EXERCISE INPUT
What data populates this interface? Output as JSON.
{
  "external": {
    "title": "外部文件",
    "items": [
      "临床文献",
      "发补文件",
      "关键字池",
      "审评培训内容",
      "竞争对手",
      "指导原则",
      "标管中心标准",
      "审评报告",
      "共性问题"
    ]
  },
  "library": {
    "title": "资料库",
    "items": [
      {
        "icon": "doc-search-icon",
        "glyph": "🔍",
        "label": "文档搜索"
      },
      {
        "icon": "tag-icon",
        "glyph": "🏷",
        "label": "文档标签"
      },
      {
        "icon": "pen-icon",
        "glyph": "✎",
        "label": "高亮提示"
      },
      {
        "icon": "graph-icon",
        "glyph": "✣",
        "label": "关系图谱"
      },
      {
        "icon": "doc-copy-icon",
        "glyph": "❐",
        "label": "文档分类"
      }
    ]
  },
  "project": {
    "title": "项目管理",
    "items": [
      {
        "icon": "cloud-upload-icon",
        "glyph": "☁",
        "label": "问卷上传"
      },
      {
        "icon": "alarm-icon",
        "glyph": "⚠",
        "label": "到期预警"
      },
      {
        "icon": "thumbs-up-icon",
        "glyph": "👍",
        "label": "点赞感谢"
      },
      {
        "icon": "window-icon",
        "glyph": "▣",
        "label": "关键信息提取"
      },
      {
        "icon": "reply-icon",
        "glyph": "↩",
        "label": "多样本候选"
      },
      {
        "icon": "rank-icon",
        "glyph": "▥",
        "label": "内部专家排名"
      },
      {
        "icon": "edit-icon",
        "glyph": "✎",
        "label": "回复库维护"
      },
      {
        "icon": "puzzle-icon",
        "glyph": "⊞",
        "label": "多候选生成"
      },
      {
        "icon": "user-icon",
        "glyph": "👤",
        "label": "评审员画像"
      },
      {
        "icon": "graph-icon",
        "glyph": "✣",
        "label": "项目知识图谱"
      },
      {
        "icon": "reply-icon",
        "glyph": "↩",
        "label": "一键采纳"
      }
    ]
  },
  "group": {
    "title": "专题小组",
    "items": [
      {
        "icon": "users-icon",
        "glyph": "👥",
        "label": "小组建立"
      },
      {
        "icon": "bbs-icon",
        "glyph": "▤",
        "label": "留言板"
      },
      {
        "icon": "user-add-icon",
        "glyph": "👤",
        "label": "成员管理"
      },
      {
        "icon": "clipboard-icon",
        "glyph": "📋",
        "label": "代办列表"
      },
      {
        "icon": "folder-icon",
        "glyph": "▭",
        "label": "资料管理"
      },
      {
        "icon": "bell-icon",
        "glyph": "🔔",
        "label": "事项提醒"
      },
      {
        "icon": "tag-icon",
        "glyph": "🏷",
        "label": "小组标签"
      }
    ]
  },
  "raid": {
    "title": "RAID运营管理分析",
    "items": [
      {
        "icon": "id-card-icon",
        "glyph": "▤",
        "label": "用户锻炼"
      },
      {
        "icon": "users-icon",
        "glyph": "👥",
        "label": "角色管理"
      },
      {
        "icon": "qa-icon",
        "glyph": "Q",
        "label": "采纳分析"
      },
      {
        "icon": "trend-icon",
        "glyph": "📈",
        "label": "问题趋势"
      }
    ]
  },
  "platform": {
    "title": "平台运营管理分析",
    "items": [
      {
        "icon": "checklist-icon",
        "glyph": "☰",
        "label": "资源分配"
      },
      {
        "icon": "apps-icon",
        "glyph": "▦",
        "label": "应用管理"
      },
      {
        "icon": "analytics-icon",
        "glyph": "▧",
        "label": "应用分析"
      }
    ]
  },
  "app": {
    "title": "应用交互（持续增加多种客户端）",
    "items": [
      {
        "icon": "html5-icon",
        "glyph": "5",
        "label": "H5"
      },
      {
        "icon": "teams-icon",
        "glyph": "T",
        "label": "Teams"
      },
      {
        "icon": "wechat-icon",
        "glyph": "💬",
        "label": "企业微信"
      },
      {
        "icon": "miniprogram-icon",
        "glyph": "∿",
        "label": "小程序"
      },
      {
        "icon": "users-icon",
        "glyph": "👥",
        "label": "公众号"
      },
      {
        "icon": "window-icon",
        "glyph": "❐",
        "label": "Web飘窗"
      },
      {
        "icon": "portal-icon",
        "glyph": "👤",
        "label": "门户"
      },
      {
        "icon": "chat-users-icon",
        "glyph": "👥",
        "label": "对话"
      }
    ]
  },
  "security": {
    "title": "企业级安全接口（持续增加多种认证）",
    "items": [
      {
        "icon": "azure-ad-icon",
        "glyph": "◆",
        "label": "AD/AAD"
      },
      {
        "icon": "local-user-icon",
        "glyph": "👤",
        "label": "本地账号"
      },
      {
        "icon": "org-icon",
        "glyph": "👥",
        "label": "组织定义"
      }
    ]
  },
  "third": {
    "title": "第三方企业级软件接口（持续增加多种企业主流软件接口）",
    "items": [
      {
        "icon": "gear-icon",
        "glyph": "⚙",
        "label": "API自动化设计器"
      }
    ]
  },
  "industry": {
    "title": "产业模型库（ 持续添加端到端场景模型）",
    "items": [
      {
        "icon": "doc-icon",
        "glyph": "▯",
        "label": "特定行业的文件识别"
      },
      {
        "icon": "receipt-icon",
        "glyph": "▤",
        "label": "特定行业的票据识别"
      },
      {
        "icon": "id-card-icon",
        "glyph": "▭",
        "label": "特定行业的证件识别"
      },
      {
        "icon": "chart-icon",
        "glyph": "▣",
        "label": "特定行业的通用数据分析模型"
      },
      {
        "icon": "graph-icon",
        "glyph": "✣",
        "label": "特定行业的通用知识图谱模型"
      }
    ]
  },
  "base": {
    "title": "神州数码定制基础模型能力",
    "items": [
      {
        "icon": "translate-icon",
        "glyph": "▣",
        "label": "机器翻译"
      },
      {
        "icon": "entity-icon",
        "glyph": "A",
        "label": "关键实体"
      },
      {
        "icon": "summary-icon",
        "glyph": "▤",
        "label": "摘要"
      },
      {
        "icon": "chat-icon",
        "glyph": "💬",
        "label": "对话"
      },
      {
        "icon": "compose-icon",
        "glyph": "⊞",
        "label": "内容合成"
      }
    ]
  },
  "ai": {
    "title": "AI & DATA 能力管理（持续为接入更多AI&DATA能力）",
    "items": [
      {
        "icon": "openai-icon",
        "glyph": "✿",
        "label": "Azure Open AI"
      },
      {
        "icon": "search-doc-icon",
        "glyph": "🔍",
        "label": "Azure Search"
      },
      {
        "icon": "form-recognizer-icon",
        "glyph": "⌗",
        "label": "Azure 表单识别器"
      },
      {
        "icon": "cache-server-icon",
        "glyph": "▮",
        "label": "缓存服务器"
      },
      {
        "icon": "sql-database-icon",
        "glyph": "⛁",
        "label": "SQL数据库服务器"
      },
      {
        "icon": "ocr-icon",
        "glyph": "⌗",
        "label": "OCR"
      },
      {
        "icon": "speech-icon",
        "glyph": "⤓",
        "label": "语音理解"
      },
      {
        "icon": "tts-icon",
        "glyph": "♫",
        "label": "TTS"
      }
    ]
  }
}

WRITTEN INSTRUCTION
Take the listing above and write it out again exactly.

COMPLETED TASK
What data populates this interface? Output as JSON.
{
  "external": {
    "title": "外部文件",
    "items": [
      "临床文献",
      "发补文件",
      "关键字池",
      "审评培训内容",
      "竞争对手",
      "指导原则",
      "标管中心标准",
      "审评报告",
      "共性问题"
    ]
  },
  "library": {
    "title": "资料库",
    "items": [
      {
        "icon": "doc-search-icon",
        "glyph": "🔍",
        "label": "文档搜索"
      },
      {
        "icon": "tag-icon",
        "glyph": "🏷",
        "label": "文档标签"
      },
      {
        "icon": "pen-icon",
        "glyph": "✎",
        "label": "高亮提示"
      },
      {
        "icon": "graph-icon",
        "glyph": "✣",
        "label": "关系图谱"
      },
      {
        "icon": "doc-copy-icon",
        "glyph": "❐",
        "label": "文档分类"
      }
    ]
  },
  "project": {
    "title": "项目管理",
    "items": [
      {
        "icon": "cloud-upload-icon",
        "glyph": "☁",
        "label": "问卷上传"
      },
      {
        "icon": "alarm-icon",
        "glyph": "⚠",
        "label": "到期预警"
      },
      {
        "icon": "thumbs-up-icon",
        "glyph": "👍",
        "label": "点赞感谢"
      },
      {
        "icon": "window-icon",
        "glyph": "▣",
        "label": "关键信息提取"
      },
      {
        "icon": "reply-icon",
        "glyph": "↩",
        "label": "多样本候选"
      },
      {
        "icon": "rank-icon",
        "glyph": "▥",
        "label": "内部专家排名"
      },
      {
        "icon": "edit-icon",
        "glyph": "✎",
        "label": "回复库维护"
      },
      {
        "icon": "puzzle-icon",
        "glyph": "⊞",
        "label": "多候选生成"
      },
      {
        "icon": "user-icon",
        "glyph": "👤",
        "label": "评审员画像"
      },
      {
        "icon": "graph-icon",
        "glyph": "✣",
        "label": "项目知识图谱"
      },
      {
        "icon": "reply-icon",
        "glyph": "↩",
        "label": "一键采纳"
      }
    ]
  },
  "group": {
    "title": "专题小组",
    "items": [
      {
        "icon": "users-icon",
        "glyph": "👥",
        "label": "小组建立"
      },
      {
        "icon": "bbs-icon",
        "glyph": "▤",
        "label": "留言板"
      },
      {
        "icon": "user-add-icon",
        "glyph": "👤",
        "label": "成员管理"
      },
      {
        "icon": "clipboard-icon",
        "glyph": "📋",
        "label": "代办列表"
      },
      {
        "icon": "folder-icon",
        "glyph": "▭",
        "label": "资料管理"
      },
      {
        "icon": "bell-icon",
        "glyph": "🔔",
        "label": "事项提醒"
      },
      {
        "icon": "tag-icon",
        "glyph": "🏷",
        "label": "小组标签"
      }
    ]
  },
  "raid": {
    "title": "RAID运营管理分析",
    "items": [
      {
        "icon": "id-card-icon",
        "glyph": "▤",
        "label": "用户锻炼"
      },
      {
        "icon": "users-icon",
        "glyph": "👥",
        "label": "角色管理"
      },
      {
        "icon": "qa-icon",
        "glyph": "Q",
        "label": "采纳分析"
      },
      {
        "icon": "trend-icon",
        "glyph": "📈",
        "label": "问题趋势"
      }
    ]
  },
  "platform": {
    "title": "平台运营管理分析",
    "items": [
      {
        "icon": "checklist-icon",
        "glyph": "☰",
        "label": "资源分配"
      },
      {
        "icon": "apps-icon",
        "glyph": "▦",
        "label": "应用管理"
      },
      {
        "icon": "analytics-icon",
        "glyph": "▧",
        "label": "应用分析"
      }
    ]
  },
  "app": {
    "title": "应用交互（持续增加多种客户端）",
    "items": [
      {
        "icon": "html5-icon",
        "glyph": "5",
        "label": "H5"
      },
      {
        "icon": "teams-icon",
        "glyph": "T",
        "label": "Teams"
      },
      {
        "icon": "wechat-icon",
        "glyph": "💬",
        "label": "企业微信"
      },
      {
        "icon": "miniprogram-icon",
        "glyph": "∿",
        "label": "小程序"
      },
      {
        "icon": "users-icon",
        "glyph": "👥",
        "label": "公众号"
      },
      {
        "icon": "window-icon",
        "glyph": "❐",
        "label": "Web飘窗"
      },
      {
        "icon": "portal-icon",
        "glyph": "👤",
        "label": "门户"
      },
      {
        "icon": "chat-users-icon",
        "glyph": "👥",
        "label": "对话"
      }
    ]
  },
  "security": {
    "title": "企业级安全接口（持续增加多种认证）",
    "items": [
      {
        "icon": "azure-ad-icon",
        "glyph": "◆",
        "label": "AD/AAD"
      },
      {
        "icon": "local-user-icon",
        "glyph": "👤",
        "label": "本地账号"
      },
      {
        "icon": "org-icon",
        "glyph": "👥",
        "label": "组织定义"
      }
    ]
  },
  "third": {
    "title": "第三方企业级软件接口（持续增加多种企业主流软件接口）",
    "items": [
      {
        "icon": "gear-icon",
        "glyph": "⚙",
        "label": "API自动化设计器"
      }
    ]
  },
  "industry": {
    "title": "产业模型库（ 持续添加端到端场景模型）",
    "items": [
      {
        "icon": "doc-icon",
        "glyph": "▯",
        "label": "特定行业的文件识别"
      },
      {
        "icon": "receipt-icon",
        "glyph": "▤",
        "label": "特定行业的票据识别"
      },
      {
        "icon": "id-card-icon",
        "glyph": "▭",
        "label": "特定行业的证件识别"
      },
      {
        "icon": "chart-icon",
        "glyph": "▣",
        "label": "特定行业的通用数据分析模型"
      },
      {
        "icon": "graph-icon",
        "glyph": "✣",
        "label": "特定行业的通用知识图谱模型"
      }
    ]
  },
  "base": {
    "title": "神州数码定制基础模型能力",
    "items": [
      {
        "icon": "translate-icon",
        "glyph": "▣",
        "label": "机器翻译"
      },
      {
        "icon": "entity-icon",
        "glyph": "A",
        "label": "关键实体"
      },
      {
        "icon": "summary-icon",
        "glyph": "▤",
        "label": "摘要"
      },
      {
        "icon": "chat-icon",
        "glyph": "💬",
        "label": "对话"
      },
      {
        "icon": "compose-icon",
        "glyph": "⊞",
        "label": "内容合成"
      }
    ]
  },
  "ai": {
    "title": "AI & DATA 能力管理（持续为接入更多AI&DATA能力）",
    "items": [
      {
        "icon": "openai-icon",
        "glyph": "✿",
        "label": "Azure Open AI"
      },
      {
        "icon": "search-doc-icon",
        "glyph": "🔍",
        "label": "Azure Search"
      },
      {
        "icon": "form-recognizer-icon",
        "glyph": "⌗",
        "label": "Azure 表单识别器"
      },
      {
        "icon": "cache-server-icon",
        "glyph": "▮",
        "label": "缓存服务器"
      },
      {
        "icon": "sql-database-icon",
        "glyph": "⛁",
        "label": "SQL数据库服务器"
      },
      {
        "icon": "ocr-icon",
        "glyph": "⌗",
        "label": "OCR"
      },
      {
        "icon": "speech-icon",
        "glyph": "⤓",
        "label": "语音理解"
      },
      {
        "icon": "tts-icon",
        "glyph": "♫",
        "label": "TTS"
      }
    ]
  }
}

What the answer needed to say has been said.